Required task:
Return each line of the data below exactly, omitting any pictures.

-------- Records provided --------

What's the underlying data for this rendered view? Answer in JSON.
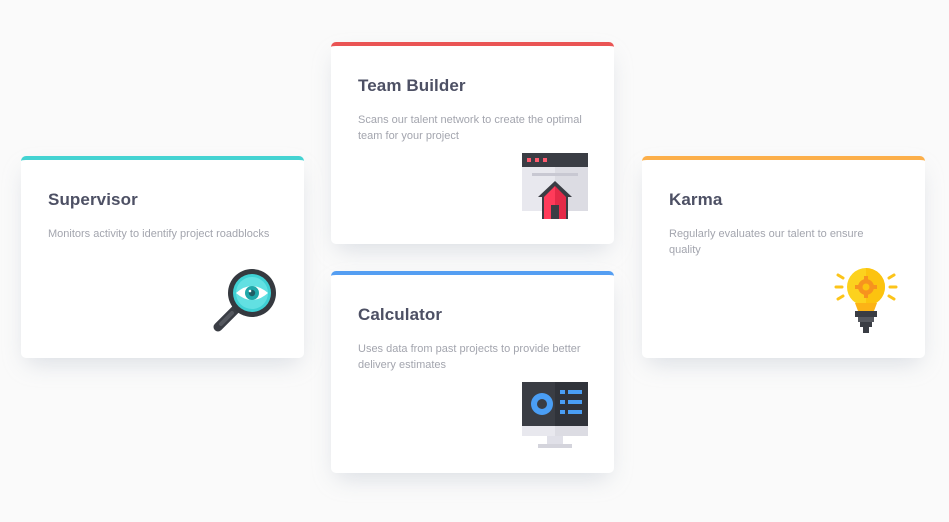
{
  "cards": [
    {
      "id": "supervisor",
      "title": "Supervisor",
      "description": "Monitors activity to identify project roadblocks",
      "accent": "#44d3d2",
      "icon": "magnifier-eye-icon"
    },
    {
      "id": "team_builder",
      "title": "Team Builder",
      "description": "Scans our talent network to create the optimal team for your project",
      "accent": "#ea5454",
      "icon": "browser-house-icon"
    },
    {
      "id": "calculator",
      "title": "Calculator",
      "description": "Uses data from past projects to provide better delivery estimates",
      "accent": "#549ef2",
      "icon": "monitor-chart-icon"
    },
    {
      "id": "karma",
      "title": "Karma",
      "description": "Regularly evaluates our talent to ensure quality",
      "accent": "#fcaf4a",
      "icon": "lightbulb-icon"
    }
  ]
}
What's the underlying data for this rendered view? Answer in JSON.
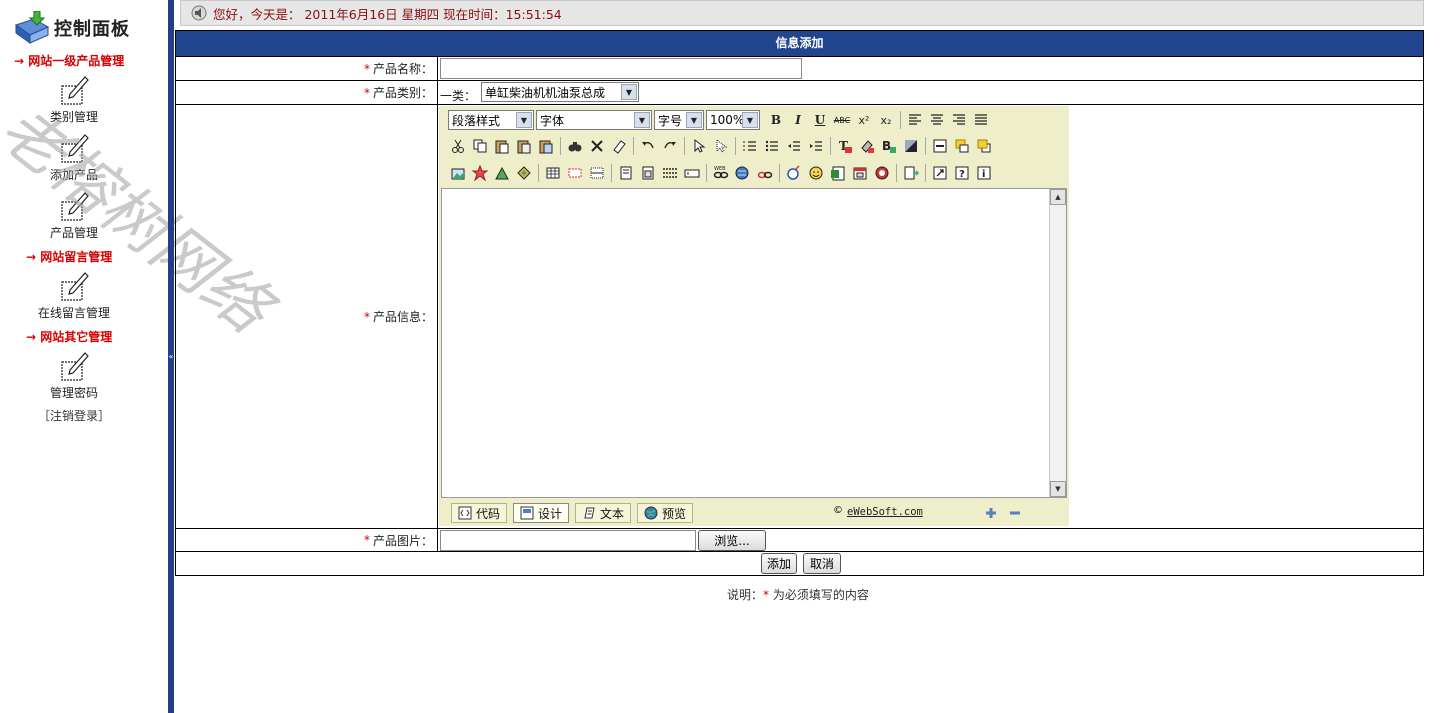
{
  "sidebar": {
    "panel_title": "控制面板",
    "sections": [
      {
        "title": "→ 网站一级产品管理",
        "items": [
          {
            "label": "类别管理",
            "icon": "edit-document-icon"
          },
          {
            "label": "添加产品",
            "icon": "edit-document-icon"
          },
          {
            "label": "产品管理",
            "icon": "edit-document-icon"
          }
        ]
      },
      {
        "title": "→ 网站留言管理",
        "items": [
          {
            "label": "在线留言管理",
            "icon": "edit-document-icon"
          }
        ]
      },
      {
        "title": "→ 网站其它管理",
        "items": [
          {
            "label": "管理密码",
            "icon": "edit-document-icon"
          }
        ]
      }
    ],
    "logout": "［注销登录］",
    "collapse_glyph": "«"
  },
  "watermark": "老榕树网络",
  "status_bar": {
    "text": "您好，今天是： 2011年6月16日 星期四 现在时间：15:51:54"
  },
  "form": {
    "header": "信息添加",
    "required_mark": "*",
    "name_label": "产品名称：",
    "name_value": "",
    "category_label": "产品类别：",
    "category_prefix": "一类：",
    "category_selected": "单缸柴油机机油泵总成",
    "info_label": "产品信息：",
    "image_label": "产品图片：",
    "image_value": "",
    "browse_button": "浏览...",
    "submit_button": "添加",
    "cancel_button": "取消"
  },
  "editor": {
    "paragraph_style": "段落样式",
    "font_family": "字体",
    "font_size": "字号",
    "zoom": "100%",
    "modes": [
      {
        "label": "代码",
        "icon": "code-icon"
      },
      {
        "label": "设计",
        "icon": "design-icon",
        "active": true
      },
      {
        "label": "文本",
        "icon": "text-icon"
      },
      {
        "label": "预览",
        "icon": "preview-globe-icon"
      }
    ],
    "brand_symbol": "©",
    "brand_link": "eWebSoft.com"
  },
  "note": {
    "prefix": "说明：",
    "star": "*",
    "suffix": " 为必须填写的内容"
  },
  "colors": {
    "header_blue": "#21448f",
    "required_red": "#d40000",
    "editor_bg": "#efeecb",
    "section_red": "#d80000"
  }
}
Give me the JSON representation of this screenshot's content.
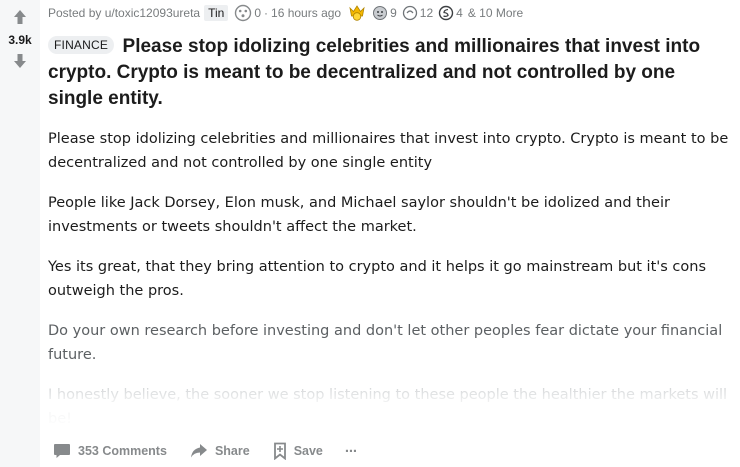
{
  "vote": {
    "score": "3.9k"
  },
  "meta": {
    "posted_by": "Posted by u/toxic12093ureta",
    "user_flair": "Tin",
    "karma_award_count": "0",
    "time_ago": "16 hours ago",
    "awards": [
      {
        "icon": "helpful-award-icon",
        "count": "9"
      },
      {
        "icon": "wholesome-award-icon",
        "count": "12"
      },
      {
        "icon": "moon-award-icon",
        "count": "4"
      }
    ],
    "more_awards": "& 10 More"
  },
  "post": {
    "flair": "FINANCE",
    "title": "Please stop idolizing celebrities and millionaires that invest into crypto. Crypto is meant to be decentralized and not controlled by one single entity.",
    "paragraphs": [
      "Please stop idolizing celebrities and millionaires that invest into crypto. Crypto is meant to be decentralized and not controlled by one single entity",
      "People like Jack Dorsey, Elon musk, and Michael saylor shouldn't be idolized and their investments or tweets shouldn't affect the market.",
      "Yes its great, that they bring attention to crypto and it helps it go mainstream but it's cons outweigh the pros.",
      "Do your own research before investing and don't let other peoples fear dictate your financial future.",
      "I honestly believe, the sooner we stop listening to these people the healthier the markets will be!"
    ]
  },
  "actions": {
    "comments": "353 Comments",
    "share": "Share",
    "save": "Save",
    "more": "···"
  },
  "colors": {
    "rail_bg": "#f6f7f8",
    "arrow": "#878a8c",
    "meta_text": "#787c7e",
    "flair_bg": "#edeff1"
  }
}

--------

Worked solution:
What's the underlying data for this rendered view? Answer in JSON.
{
  "cards": [
    {
      "id": "supervisor",
      "title": "Supervisor",
      "description": "Monitors activity to identify project roadblocks",
      "accent": "#44d3d2",
      "icon": "magnifier-eye-icon"
    },
    {
      "id": "team_builder",
      "title": "Team Builder",
      "description": "Scans our talent network to create the optimal team for your project",
      "accent": "#ea5454",
      "icon": "browser-house-icon"
    },
    {
      "id": "calculator",
      "title": "Calculator",
      "description": "Uses data from past projects to provide better delivery estimates",
      "accent": "#549ef2",
      "icon": "monitor-chart-icon"
    },
    {
      "id": "karma",
      "title": "Karma",
      "description": "Regularly evaluates our talent to ensure quality",
      "accent": "#fcaf4a",
      "icon": "lightbulb-icon"
    }
  ]
}
What's the underlying data for this rendered view? Answer in JSON.
{
  "sidebar": {
    "panel_title": "控制面板",
    "sections": [
      {
        "title": "→ 网站一级产品管理",
        "items": [
          {
            "label": "类别管理",
            "icon": "edit-document-icon"
          },
          {
            "label": "添加产品",
            "icon": "edit-document-icon"
          },
          {
            "label": "产品管理",
            "icon": "edit-document-icon"
          }
        ]
      },
      {
        "title": "→ 网站留言管理",
        "items": [
          {
            "label": "在线留言管理",
            "icon": "edit-document-icon"
          }
        ]
      },
      {
        "title": "→ 网站其它管理",
        "items": [
          {
            "label": "管理密码",
            "icon": "edit-document-icon"
          }
        ]
      }
    ],
    "logout": "［注销登录］",
    "collapse_glyph": "«"
  },
  "watermark": "老榕树网络",
  "status_bar": {
    "text": "您好，今天是： 2011年6月16日 星期四 现在时间：15:51:54"
  },
  "form": {
    "header": "信息添加",
    "required_mark": "*",
    "name_label": "产品名称：",
    "name_value": "",
    "category_label": "产品类别：",
    "category_prefix": "一类：",
    "category_selected": "单缸柴油机机油泵总成",
    "info_label": "产品信息：",
    "image_label": "产品图片：",
    "image_value": "",
    "browse_button": "浏览...",
    "submit_button": "添加",
    "cancel_button": "取消"
  },
  "editor": {
    "paragraph_style": "段落样式",
    "font_family": "字体",
    "font_size": "字号",
    "zoom": "100%",
    "modes": [
      {
        "label": "代码",
        "icon": "code-icon"
      },
      {
        "label": "设计",
        "icon": "design-icon",
        "active": true
      },
      {
        "label": "文本",
        "icon": "text-icon"
      },
      {
        "label": "预览",
        "icon": "preview-globe-icon"
      }
    ],
    "brand_symbol": "©",
    "brand_link": "eWebSoft.com"
  },
  "note": {
    "prefix": "说明：",
    "star": "*",
    "suffix": " 为必须填写的内容"
  },
  "colors": {
    "header_blue": "#21448f",
    "required_red": "#d40000",
    "editor_bg": "#efeecb",
    "section_red": "#d80000"
  }
}
Give me the JSON representation of this screenshot's content.
{
  "vote": {
    "score": "3.9k"
  },
  "meta": {
    "posted_by": "Posted by u/toxic12093ureta",
    "user_flair": "Tin",
    "karma_award_count": "0",
    "time_ago": "16 hours ago",
    "awards": [
      {
        "icon": "helpful-award-icon",
        "count": "9"
      },
      {
        "icon": "wholesome-award-icon",
        "count": "12"
      },
      {
        "icon": "moon-award-icon",
        "count": "4"
      }
    ],
    "more_awards": "& 10 More"
  },
  "post": {
    "flair": "FINANCE",
    "title": "Please stop idolizing celebrities and millionaires that invest into crypto. Crypto is meant to be decentralized and not controlled by one single entity.",
    "paragraphs": [
      "Please stop idolizing celebrities and millionaires that invest into crypto. Crypto is meant to be decentralized and not controlled by one single entity",
      "People like Jack Dorsey, Elon musk, and Michael saylor shouldn't be idolized and their investments or tweets shouldn't affect the market.",
      "Yes its great, that they bring attention to crypto and it helps it go mainstream but it's cons outweigh the pros.",
      "Do your own research before investing and don't let other peoples fear dictate your financial future.",
      "I honestly believe, the sooner we stop listening to these people the healthier the markets will be!"
    ]
  },
  "actions": {
    "comments": "353 Comments",
    "share": "Share",
    "save": "Save",
    "more": "···"
  },
  "colors": {
    "rail_bg": "#f6f7f8",
    "arrow": "#878a8c",
    "meta_text": "#787c7e",
    "flair_bg": "#edeff1"
  }
}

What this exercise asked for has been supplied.